For this exercise, copy out each line of the material below that includes "color".

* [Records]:
----------------

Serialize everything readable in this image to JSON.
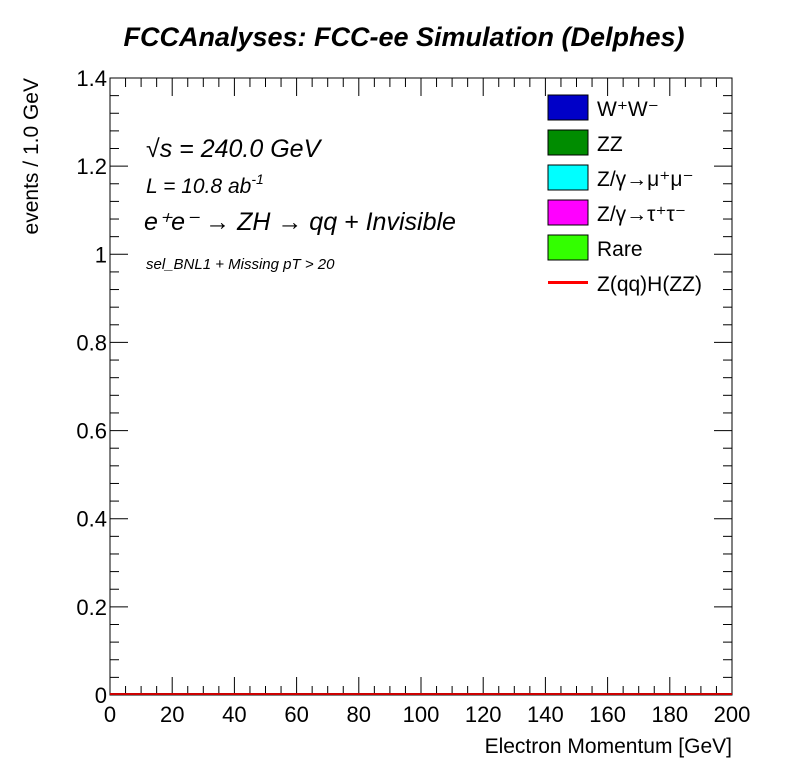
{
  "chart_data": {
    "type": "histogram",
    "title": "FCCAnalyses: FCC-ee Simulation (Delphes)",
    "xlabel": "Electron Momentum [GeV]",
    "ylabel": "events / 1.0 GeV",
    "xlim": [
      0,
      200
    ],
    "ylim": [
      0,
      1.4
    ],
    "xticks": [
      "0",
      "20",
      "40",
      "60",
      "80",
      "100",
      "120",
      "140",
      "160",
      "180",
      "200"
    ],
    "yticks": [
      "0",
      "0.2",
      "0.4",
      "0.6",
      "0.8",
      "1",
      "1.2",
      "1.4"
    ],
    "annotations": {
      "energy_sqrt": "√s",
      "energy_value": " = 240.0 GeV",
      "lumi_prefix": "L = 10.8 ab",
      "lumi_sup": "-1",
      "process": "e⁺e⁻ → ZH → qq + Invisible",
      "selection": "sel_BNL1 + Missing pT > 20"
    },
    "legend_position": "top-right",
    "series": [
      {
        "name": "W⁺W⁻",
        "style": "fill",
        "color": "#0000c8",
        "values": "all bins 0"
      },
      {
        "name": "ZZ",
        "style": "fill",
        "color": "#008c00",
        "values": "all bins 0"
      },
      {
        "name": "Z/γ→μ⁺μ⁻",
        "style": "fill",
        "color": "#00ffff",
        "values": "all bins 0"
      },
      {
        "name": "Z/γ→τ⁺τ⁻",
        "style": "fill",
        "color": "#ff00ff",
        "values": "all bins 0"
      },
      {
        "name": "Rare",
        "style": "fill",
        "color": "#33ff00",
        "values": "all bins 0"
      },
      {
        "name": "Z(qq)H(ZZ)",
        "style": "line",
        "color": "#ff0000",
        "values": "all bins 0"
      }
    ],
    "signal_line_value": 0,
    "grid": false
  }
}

----------------

* [The answer]:
        "color": "#0000c8",
        "color": "#008c00",
        "color": "#00ffff",
        "color": "#ff00ff",
        "color": "#33ff00",
        "color": "#ff0000",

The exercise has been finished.